▸ **SET EXERCISE**:
Below are some records. How many of their lines contain the string "median"? Give the number only.

•••

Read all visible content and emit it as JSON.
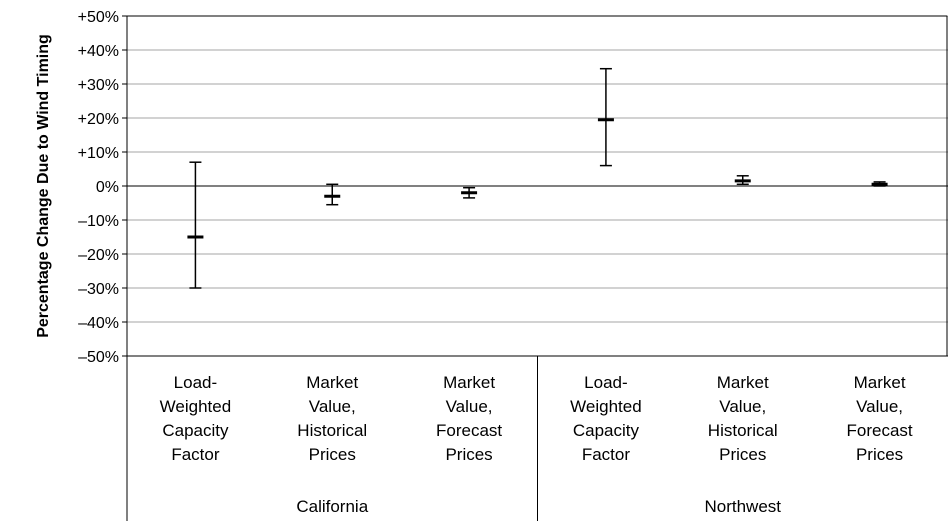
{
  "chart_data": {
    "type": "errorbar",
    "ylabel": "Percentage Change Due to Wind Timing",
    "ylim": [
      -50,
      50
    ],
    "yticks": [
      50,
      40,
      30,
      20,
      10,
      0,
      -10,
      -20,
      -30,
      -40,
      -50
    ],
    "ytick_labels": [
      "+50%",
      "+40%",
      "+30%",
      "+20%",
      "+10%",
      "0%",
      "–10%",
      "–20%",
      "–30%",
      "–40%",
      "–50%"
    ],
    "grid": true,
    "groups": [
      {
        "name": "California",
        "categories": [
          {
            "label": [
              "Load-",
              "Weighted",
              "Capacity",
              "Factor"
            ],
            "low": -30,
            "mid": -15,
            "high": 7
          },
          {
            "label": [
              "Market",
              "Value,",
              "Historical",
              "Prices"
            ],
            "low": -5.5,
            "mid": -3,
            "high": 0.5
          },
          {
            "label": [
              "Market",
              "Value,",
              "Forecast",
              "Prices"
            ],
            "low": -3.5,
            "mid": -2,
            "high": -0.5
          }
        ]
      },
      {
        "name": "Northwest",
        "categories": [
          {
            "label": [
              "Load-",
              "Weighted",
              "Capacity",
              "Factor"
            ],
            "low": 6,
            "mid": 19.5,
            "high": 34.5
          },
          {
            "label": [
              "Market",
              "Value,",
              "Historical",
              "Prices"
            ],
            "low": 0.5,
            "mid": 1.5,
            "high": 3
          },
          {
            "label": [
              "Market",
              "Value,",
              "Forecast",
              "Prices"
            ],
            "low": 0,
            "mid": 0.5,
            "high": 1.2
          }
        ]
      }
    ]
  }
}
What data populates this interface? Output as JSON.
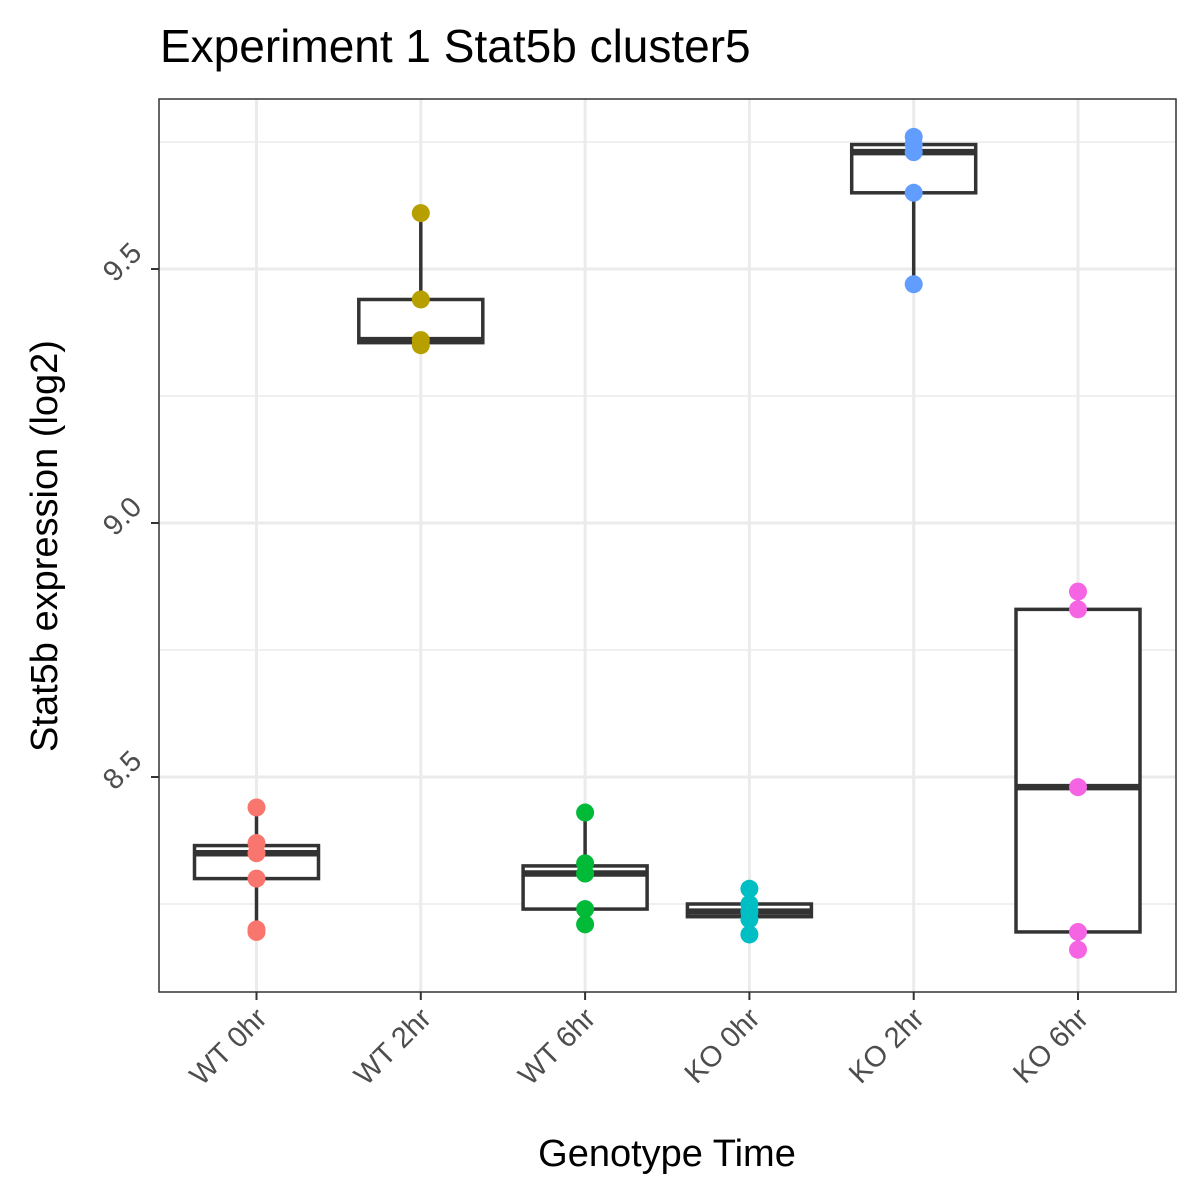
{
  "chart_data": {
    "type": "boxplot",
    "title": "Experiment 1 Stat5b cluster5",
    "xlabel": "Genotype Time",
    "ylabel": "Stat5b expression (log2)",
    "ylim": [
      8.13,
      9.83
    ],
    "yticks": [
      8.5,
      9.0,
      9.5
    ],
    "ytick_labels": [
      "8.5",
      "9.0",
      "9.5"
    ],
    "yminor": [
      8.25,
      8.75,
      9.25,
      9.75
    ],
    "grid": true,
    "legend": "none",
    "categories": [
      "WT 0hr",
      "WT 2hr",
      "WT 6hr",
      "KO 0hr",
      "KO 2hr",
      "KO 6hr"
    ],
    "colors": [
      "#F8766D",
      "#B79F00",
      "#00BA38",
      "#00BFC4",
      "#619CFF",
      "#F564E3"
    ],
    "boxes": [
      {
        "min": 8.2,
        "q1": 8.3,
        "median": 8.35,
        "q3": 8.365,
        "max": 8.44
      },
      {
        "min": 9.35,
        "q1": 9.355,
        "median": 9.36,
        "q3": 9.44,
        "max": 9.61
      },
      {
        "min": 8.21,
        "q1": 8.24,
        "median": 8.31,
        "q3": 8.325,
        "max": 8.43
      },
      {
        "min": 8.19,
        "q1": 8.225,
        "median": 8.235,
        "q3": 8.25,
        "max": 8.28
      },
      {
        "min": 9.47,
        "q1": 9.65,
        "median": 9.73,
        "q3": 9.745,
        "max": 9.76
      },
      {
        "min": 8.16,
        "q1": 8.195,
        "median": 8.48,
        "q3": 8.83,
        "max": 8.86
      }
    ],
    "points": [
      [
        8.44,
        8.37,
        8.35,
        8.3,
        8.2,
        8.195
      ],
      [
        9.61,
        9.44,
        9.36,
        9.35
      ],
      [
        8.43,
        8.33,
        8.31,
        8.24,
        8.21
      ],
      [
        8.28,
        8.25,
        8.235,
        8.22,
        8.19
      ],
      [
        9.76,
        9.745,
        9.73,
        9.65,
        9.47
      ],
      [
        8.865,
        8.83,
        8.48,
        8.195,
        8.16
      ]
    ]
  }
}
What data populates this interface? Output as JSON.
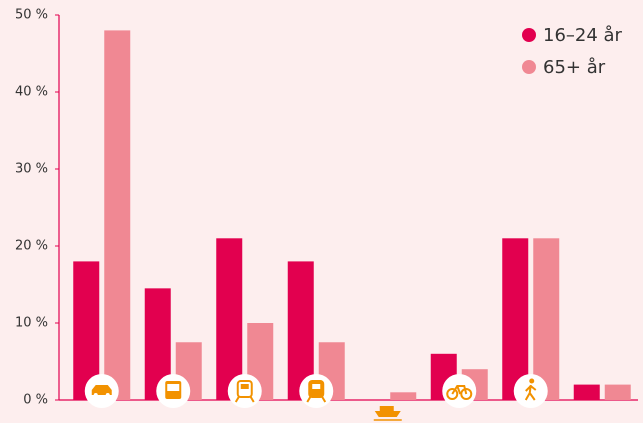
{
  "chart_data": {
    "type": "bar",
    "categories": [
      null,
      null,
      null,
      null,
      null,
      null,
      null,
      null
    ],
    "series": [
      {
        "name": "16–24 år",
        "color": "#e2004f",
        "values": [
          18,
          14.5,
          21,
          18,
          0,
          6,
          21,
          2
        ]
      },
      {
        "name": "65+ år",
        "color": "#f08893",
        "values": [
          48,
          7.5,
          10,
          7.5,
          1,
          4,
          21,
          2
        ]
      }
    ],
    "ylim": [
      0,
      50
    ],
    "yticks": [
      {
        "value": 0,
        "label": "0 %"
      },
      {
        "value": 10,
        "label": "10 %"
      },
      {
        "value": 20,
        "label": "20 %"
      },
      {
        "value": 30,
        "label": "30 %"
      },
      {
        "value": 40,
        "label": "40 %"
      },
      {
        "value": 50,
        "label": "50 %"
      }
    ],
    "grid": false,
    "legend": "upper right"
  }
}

•••

▸ **THE RESULT**:
6